[Records about charts and figures]
[BEGIN]
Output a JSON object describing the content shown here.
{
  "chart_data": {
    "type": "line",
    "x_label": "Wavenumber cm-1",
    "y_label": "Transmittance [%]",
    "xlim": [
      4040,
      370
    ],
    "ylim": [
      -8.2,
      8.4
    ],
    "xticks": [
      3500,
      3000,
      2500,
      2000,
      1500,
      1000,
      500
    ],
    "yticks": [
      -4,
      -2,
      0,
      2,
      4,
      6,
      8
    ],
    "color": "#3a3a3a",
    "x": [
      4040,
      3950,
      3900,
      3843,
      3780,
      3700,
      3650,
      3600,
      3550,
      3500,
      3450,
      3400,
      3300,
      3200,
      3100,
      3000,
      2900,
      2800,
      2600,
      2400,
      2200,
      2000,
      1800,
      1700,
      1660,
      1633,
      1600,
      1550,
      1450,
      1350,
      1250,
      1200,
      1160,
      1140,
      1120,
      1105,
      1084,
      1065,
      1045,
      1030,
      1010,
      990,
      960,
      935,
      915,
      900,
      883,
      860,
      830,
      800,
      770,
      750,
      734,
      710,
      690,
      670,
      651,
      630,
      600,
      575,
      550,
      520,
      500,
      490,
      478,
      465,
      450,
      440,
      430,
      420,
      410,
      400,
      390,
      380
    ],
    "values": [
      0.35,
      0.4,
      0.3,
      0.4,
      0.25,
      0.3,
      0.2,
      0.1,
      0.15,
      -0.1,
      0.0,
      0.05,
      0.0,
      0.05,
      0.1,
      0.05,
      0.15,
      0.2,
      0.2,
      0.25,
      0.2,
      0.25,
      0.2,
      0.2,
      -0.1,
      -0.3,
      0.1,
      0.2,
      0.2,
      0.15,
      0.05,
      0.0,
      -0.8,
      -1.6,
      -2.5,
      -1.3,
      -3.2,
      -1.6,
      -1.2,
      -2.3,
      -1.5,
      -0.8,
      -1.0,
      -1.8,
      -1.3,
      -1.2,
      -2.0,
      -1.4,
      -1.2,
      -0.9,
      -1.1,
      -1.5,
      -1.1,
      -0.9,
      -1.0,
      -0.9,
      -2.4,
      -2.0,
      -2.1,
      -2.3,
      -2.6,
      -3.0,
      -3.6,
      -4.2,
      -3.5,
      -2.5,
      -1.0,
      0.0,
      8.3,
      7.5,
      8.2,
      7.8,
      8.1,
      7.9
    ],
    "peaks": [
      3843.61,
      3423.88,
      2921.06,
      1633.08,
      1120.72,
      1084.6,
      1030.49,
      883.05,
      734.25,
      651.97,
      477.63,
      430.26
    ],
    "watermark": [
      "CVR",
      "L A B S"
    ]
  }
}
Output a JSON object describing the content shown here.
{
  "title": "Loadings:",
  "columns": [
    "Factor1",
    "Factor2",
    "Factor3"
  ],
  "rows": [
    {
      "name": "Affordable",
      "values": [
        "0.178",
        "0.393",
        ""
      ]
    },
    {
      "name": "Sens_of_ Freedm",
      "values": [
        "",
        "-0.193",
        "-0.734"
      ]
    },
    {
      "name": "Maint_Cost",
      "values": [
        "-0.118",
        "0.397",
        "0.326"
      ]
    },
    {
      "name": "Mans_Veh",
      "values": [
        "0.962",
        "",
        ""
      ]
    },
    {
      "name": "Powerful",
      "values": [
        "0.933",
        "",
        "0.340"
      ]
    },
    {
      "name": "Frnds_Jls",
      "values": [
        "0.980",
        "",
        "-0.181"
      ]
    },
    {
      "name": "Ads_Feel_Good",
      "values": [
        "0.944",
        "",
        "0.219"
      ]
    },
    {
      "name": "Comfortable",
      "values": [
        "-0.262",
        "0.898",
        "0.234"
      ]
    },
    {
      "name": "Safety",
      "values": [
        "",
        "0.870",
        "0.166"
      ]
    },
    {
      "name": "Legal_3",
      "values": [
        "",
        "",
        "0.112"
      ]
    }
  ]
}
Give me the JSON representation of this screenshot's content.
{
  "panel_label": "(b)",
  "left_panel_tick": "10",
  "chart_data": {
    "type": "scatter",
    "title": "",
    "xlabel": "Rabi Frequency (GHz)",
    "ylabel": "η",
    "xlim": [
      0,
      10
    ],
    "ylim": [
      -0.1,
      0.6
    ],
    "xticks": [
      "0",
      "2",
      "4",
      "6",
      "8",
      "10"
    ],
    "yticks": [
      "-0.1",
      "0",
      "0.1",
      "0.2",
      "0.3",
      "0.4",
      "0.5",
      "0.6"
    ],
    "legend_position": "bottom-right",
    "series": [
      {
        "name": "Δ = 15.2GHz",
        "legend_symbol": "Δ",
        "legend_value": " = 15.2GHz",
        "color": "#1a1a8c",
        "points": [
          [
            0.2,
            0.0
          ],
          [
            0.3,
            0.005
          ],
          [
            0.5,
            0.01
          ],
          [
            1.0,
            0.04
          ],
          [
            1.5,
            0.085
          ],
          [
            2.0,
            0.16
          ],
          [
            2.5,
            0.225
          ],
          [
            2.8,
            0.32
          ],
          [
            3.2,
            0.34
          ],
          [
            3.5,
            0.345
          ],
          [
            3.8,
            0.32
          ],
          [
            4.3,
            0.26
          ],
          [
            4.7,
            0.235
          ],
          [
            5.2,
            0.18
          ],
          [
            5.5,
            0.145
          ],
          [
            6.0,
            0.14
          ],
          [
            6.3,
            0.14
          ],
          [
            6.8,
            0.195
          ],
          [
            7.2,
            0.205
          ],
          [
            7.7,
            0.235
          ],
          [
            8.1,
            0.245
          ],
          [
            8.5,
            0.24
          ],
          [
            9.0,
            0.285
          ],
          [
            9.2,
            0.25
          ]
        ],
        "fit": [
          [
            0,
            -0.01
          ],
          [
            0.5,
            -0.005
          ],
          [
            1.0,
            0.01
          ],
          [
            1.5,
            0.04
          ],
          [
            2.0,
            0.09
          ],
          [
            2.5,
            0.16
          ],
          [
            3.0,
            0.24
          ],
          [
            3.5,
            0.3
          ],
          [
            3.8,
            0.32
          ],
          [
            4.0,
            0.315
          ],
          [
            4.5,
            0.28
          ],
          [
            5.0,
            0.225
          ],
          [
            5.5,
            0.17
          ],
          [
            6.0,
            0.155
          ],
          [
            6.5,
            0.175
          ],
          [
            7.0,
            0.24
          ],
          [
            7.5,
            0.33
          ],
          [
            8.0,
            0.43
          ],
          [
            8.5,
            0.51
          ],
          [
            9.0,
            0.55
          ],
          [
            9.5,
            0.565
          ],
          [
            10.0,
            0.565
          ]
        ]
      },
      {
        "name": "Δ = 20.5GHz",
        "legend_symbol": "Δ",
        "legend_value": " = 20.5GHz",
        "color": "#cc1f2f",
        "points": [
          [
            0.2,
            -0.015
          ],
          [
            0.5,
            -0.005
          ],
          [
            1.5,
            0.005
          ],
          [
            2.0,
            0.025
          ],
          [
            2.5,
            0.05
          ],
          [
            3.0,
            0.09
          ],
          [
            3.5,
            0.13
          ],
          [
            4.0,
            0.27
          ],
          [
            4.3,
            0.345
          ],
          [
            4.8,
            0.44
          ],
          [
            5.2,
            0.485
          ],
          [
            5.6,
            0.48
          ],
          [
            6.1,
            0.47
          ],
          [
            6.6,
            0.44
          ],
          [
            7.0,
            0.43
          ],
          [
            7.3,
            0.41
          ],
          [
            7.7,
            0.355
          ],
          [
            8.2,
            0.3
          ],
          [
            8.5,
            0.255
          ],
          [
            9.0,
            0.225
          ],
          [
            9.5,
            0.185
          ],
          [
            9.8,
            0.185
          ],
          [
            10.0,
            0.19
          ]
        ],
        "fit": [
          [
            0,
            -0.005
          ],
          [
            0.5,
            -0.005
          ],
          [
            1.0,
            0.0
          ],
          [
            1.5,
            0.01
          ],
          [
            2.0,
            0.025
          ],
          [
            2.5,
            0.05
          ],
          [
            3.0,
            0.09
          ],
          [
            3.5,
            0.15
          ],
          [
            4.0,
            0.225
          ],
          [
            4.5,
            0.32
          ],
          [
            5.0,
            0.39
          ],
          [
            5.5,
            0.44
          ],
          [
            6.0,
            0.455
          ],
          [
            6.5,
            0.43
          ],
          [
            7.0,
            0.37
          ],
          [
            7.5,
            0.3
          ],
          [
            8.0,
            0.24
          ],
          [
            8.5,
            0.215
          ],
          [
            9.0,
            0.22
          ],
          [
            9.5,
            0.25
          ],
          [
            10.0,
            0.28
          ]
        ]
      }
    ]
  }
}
[END]
--- What the task requires ---
From the entries above, copy every line where the word "name" shows up.

--- Correct answer ---
      "name": "Affordable",
      "name": "Sens_of_ Freedm",
      "name": "Maint_Cost",
      "name": "Mans_Veh",
      "name": "Powerful",
      "name": "Frnds_Jls",
      "name": "Ads_Feel_Good",
      "name": "Comfortable",
      "name": "Safety",
      "name": "Legal_3",
        "name": "Δ = 15.2GHz",
        "name": "Δ = 20.5GHz",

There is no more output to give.